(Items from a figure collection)
□ □ □ □
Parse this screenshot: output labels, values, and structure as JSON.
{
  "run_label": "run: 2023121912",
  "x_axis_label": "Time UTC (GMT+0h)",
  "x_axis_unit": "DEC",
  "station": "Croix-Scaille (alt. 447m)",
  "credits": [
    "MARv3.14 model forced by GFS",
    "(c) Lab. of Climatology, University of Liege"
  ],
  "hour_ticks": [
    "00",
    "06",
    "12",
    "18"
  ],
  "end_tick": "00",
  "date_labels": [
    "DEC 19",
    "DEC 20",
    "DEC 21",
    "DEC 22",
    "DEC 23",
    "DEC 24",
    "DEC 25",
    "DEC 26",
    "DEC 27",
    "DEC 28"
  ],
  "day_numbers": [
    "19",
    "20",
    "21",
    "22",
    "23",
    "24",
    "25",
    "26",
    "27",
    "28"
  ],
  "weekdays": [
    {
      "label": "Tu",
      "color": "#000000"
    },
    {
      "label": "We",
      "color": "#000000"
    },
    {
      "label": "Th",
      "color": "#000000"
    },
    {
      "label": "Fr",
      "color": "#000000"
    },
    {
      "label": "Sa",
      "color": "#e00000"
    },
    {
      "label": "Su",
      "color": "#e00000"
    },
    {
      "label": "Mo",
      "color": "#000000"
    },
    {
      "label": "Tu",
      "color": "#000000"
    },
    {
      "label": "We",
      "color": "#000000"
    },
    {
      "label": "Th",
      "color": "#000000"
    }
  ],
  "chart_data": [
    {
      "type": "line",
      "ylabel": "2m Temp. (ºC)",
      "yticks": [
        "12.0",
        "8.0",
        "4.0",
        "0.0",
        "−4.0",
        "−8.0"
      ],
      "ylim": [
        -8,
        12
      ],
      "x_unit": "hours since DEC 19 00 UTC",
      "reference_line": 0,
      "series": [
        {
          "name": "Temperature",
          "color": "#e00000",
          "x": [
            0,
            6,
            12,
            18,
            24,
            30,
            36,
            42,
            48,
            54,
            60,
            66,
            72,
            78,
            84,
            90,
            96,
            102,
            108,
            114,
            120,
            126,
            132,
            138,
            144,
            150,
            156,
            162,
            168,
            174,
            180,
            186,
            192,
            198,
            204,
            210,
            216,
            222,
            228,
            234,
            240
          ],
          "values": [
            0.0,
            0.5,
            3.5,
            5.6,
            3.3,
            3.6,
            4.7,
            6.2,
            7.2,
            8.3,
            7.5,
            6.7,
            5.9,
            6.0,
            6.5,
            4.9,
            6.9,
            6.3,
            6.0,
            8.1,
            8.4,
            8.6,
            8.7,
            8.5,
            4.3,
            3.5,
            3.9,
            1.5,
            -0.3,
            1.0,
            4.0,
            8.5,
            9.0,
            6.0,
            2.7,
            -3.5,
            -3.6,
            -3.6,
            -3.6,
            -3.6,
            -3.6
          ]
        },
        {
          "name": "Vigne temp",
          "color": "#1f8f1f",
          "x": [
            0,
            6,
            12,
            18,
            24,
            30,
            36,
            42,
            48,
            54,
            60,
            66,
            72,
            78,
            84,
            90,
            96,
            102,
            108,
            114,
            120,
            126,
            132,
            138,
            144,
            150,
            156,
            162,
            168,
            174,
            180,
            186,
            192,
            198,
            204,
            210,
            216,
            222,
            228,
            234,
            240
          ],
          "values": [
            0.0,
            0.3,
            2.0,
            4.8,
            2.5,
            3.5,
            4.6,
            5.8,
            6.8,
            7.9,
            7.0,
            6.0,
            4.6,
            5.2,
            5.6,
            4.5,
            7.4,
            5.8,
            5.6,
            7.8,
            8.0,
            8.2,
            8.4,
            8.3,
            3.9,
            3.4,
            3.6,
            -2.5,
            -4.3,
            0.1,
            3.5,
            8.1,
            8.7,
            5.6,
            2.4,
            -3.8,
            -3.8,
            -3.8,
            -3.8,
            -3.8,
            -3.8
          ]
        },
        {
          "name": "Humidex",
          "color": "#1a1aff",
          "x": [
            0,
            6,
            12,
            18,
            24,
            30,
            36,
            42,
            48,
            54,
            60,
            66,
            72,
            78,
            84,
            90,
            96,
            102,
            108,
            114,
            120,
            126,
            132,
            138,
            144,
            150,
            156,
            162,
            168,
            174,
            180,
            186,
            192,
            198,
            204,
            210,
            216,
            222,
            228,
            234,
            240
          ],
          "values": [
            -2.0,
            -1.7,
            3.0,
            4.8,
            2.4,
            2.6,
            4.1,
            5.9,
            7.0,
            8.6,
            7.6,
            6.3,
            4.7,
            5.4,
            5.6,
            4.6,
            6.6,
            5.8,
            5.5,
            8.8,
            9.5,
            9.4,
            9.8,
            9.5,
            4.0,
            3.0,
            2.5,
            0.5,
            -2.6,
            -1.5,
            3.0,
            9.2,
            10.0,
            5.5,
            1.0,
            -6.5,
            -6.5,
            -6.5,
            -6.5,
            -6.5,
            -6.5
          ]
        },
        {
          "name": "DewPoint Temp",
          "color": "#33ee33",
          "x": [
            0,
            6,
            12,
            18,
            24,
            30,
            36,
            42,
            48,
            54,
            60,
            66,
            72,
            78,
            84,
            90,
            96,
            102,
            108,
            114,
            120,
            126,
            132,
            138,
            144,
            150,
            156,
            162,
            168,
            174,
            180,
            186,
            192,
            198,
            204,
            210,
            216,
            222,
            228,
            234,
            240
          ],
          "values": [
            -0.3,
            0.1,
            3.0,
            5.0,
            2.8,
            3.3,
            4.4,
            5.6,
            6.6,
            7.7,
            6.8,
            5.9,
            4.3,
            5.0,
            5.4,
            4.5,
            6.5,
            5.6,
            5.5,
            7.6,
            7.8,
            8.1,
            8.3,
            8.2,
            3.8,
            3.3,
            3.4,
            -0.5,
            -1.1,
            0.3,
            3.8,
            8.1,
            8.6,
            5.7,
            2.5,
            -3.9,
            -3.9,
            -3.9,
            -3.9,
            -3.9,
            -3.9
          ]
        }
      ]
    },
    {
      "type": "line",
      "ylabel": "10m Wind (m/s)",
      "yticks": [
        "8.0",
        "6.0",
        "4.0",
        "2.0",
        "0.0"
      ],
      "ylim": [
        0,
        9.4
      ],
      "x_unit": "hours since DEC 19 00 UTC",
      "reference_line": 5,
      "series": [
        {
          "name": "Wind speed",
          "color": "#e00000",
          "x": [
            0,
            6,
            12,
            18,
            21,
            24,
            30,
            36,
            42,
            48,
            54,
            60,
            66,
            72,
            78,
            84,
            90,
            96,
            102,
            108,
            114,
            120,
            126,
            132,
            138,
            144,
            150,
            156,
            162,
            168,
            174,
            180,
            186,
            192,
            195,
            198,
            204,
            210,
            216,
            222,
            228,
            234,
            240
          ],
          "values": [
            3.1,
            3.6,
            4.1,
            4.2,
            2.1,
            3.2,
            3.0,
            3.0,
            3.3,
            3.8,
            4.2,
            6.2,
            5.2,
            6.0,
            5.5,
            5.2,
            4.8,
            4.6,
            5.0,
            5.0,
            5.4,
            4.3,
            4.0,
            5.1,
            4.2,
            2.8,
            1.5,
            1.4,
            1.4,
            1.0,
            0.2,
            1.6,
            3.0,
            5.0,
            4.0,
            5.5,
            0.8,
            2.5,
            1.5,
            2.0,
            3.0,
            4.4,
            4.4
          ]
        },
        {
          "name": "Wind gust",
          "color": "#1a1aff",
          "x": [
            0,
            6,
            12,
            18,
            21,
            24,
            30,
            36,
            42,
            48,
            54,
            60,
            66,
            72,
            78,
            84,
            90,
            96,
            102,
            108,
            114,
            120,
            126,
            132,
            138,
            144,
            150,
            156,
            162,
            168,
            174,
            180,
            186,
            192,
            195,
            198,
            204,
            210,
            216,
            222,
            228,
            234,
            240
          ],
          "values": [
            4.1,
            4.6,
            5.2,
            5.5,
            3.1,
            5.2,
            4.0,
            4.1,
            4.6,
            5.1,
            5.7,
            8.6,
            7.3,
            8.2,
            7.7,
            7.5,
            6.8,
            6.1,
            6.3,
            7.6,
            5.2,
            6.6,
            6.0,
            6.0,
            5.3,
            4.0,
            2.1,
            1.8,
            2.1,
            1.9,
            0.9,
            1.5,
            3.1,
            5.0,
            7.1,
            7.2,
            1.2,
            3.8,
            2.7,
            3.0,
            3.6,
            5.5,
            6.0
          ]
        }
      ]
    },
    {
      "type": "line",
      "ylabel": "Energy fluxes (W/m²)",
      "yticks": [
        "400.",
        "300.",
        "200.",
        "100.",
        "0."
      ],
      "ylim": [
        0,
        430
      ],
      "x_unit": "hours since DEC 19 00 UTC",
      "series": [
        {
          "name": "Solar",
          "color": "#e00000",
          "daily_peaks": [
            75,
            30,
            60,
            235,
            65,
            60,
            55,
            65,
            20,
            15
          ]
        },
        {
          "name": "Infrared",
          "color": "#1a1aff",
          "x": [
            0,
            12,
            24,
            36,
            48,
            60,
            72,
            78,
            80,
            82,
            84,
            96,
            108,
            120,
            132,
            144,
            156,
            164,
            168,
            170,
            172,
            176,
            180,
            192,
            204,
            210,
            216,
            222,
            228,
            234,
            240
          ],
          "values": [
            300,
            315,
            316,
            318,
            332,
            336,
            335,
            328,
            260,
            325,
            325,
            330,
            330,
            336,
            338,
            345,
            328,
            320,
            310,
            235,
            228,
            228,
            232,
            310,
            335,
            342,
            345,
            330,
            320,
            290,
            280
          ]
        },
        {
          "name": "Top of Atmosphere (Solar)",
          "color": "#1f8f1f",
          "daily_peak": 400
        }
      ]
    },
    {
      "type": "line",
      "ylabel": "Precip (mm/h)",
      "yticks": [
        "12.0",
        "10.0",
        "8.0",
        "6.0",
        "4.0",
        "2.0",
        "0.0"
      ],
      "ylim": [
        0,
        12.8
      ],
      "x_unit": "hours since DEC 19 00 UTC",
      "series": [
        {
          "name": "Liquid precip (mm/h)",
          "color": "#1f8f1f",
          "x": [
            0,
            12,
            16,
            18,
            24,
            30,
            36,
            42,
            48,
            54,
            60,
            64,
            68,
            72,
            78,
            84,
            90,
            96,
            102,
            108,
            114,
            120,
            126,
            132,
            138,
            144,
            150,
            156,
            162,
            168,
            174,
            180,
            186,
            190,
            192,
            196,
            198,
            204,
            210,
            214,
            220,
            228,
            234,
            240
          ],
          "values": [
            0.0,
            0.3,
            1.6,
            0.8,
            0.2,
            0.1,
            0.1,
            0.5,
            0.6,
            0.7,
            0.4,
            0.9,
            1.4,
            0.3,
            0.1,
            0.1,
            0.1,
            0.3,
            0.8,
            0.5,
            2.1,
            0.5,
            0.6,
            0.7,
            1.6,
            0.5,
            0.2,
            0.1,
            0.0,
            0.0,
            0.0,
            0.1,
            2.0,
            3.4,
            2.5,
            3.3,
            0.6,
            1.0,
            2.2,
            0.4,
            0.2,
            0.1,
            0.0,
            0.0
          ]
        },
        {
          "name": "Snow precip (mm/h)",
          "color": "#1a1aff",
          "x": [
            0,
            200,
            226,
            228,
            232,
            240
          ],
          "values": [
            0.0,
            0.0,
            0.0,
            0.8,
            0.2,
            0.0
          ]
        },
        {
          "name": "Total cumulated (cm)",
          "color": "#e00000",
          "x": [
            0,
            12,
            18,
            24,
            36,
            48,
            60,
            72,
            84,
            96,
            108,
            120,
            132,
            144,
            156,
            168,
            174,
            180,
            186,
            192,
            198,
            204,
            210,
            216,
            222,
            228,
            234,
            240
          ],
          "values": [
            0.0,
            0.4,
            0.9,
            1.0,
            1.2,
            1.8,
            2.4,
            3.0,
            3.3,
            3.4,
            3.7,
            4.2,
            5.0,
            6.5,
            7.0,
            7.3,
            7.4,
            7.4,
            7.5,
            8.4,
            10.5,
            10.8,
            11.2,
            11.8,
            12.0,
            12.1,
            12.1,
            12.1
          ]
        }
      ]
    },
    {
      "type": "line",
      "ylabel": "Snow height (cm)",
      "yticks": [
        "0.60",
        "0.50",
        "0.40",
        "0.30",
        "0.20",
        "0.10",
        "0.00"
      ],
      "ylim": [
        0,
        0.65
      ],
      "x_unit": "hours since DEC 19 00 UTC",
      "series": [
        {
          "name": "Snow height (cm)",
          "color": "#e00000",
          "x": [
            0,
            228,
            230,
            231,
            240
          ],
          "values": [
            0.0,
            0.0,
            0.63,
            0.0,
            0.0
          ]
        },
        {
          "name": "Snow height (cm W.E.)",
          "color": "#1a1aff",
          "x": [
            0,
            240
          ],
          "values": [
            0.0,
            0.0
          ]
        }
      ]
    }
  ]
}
□ □ □ □
◆ **Problem requirements**:
Establish how many lines of the records contain the string "Snow" and state that number without elaboration.

◆ **Exercise output**:
4